AIM OF THE EXERCISE: Hunt through the entries for the word "started" and copy each line in which it appears.

__________

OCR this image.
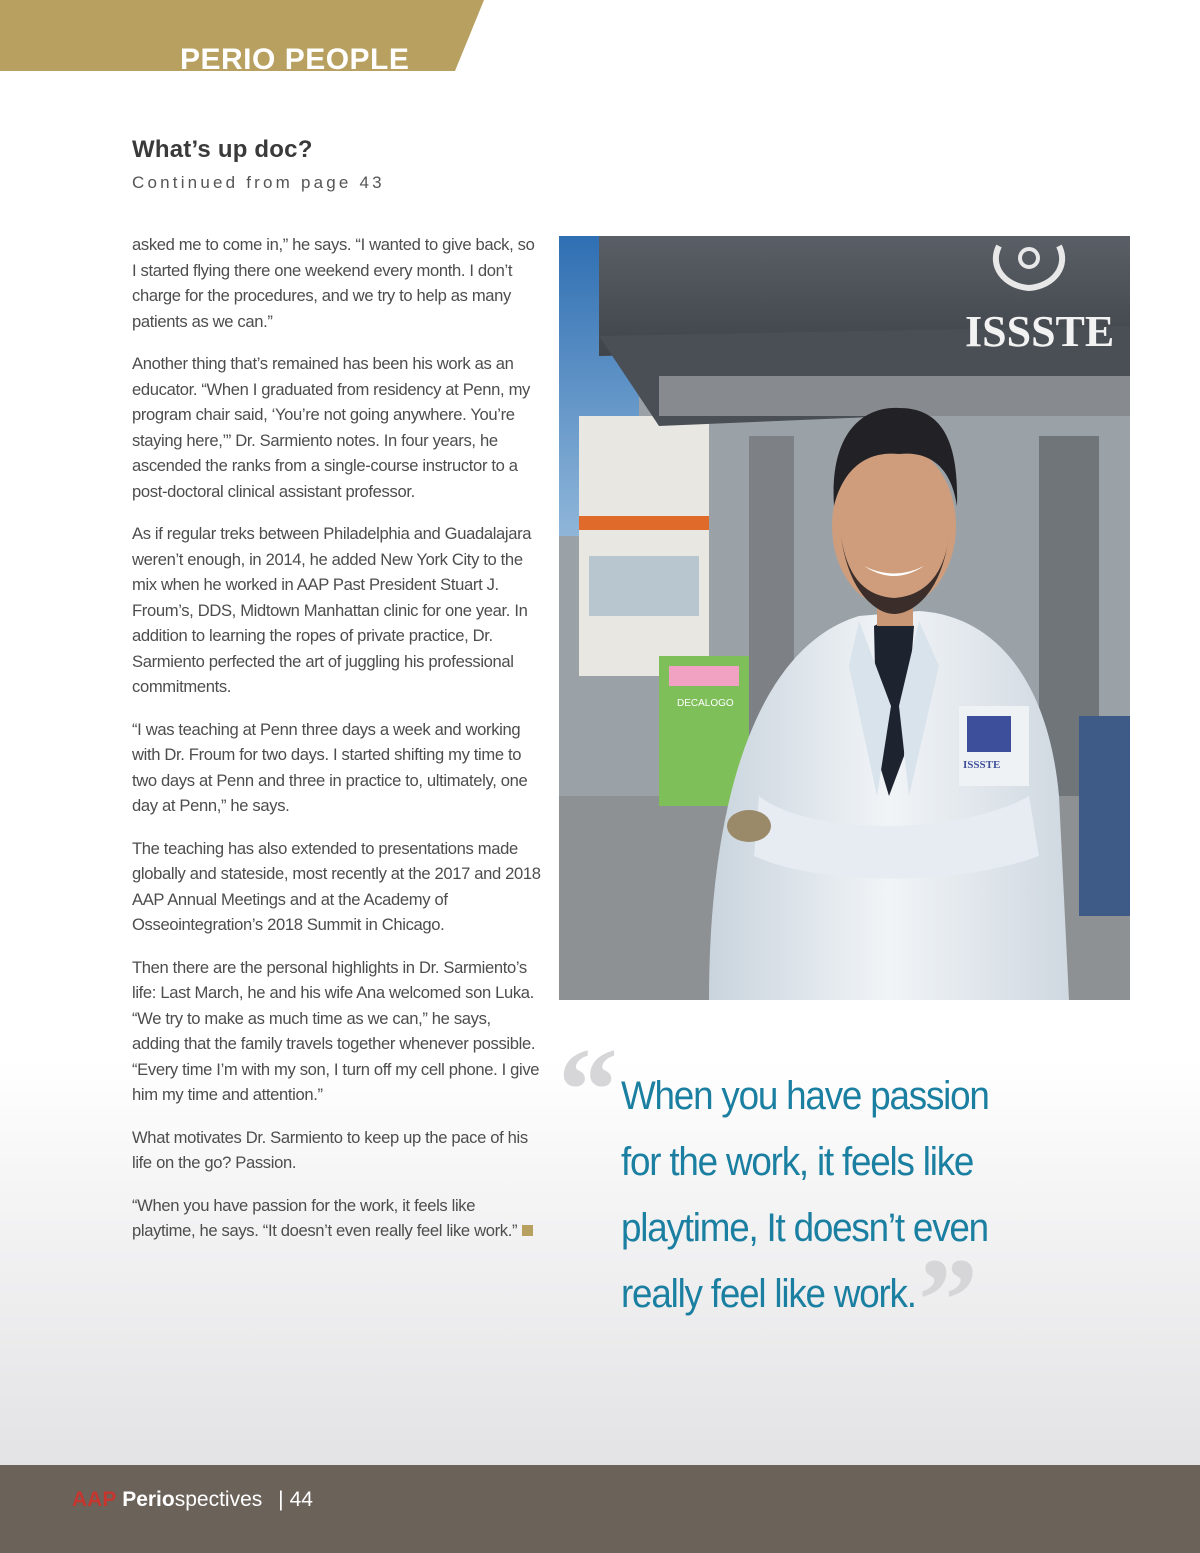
PERIO PEOPLE
What’s up doc?
Continued from page 43

asked me to come in,” he says. “I wanted to give back, so I started flying there one weekend every month. I don’t charge for the procedures, and we try to help as many patients as we can.”

Another thing that’s remained has been his work as an educator. “When I graduated from residency at Penn, my program chair said, ‘You’re not going anywhere. You’re staying here,’” Dr. Sarmiento notes. In four years, he ascended the ranks from a single-course instructor to a post-doctoral clinical assistant professor.

As if regular treks between Philadelphia and Guadalajara weren’t enough, in 2014, he added New York City to the mix when he worked in AAP Past President Stuart J. Froum’s, DDS, Midtown Manhattan clinic for one year. In addition to learning the ropes of private practice, Dr. Sarmiento perfected the art of juggling his professional commitments.

“I was teaching at Penn three days a week and working with Dr. Froum for two days. I started shifting my time to two days at Penn and three in practice to, ultimately, one day at Penn,” he says.

The teaching has also extended to presentations made globally and stateside, most recently at the 2017 and 2018 AAP Annual Meetings and at the Academy of Osseointegration’s 2018 Summit in Chicago.

Then there are the personal highlights in Dr. Sarmiento’s life: Last March, he and his wife Ana welcomed son Luka. “We try to make as much time as we can,” he says, adding that the family travels together whenever possible. “Every time I’m with my son, I turn off my cell phone. I give him my time and attention.”

What motivates Dr. Sarmiento to keep up the pace of his life on the go? Passion.

“When you have passion for the work, it feels like playtime, he says. “It doesn’t even really feel like work.”

ISSSTE
ISSSTE
DECALOGO
“ When you have passion for the work, it feels like playtime, It doesn’t even really feel like work. ”
AAP Periospectives | 44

__________

OUTPUT BELOW:
asked me to come in,” he says. “I wanted to give back, so I started flying there one weekend every month. I don’t charge for the procedures, and we try to help as many patients as we can.”
“I was teaching at Penn three days a week and working with Dr. Froum for two days. I started shifting my time to two days at Penn and three in practice to, ultimately, one day at Penn,” he says.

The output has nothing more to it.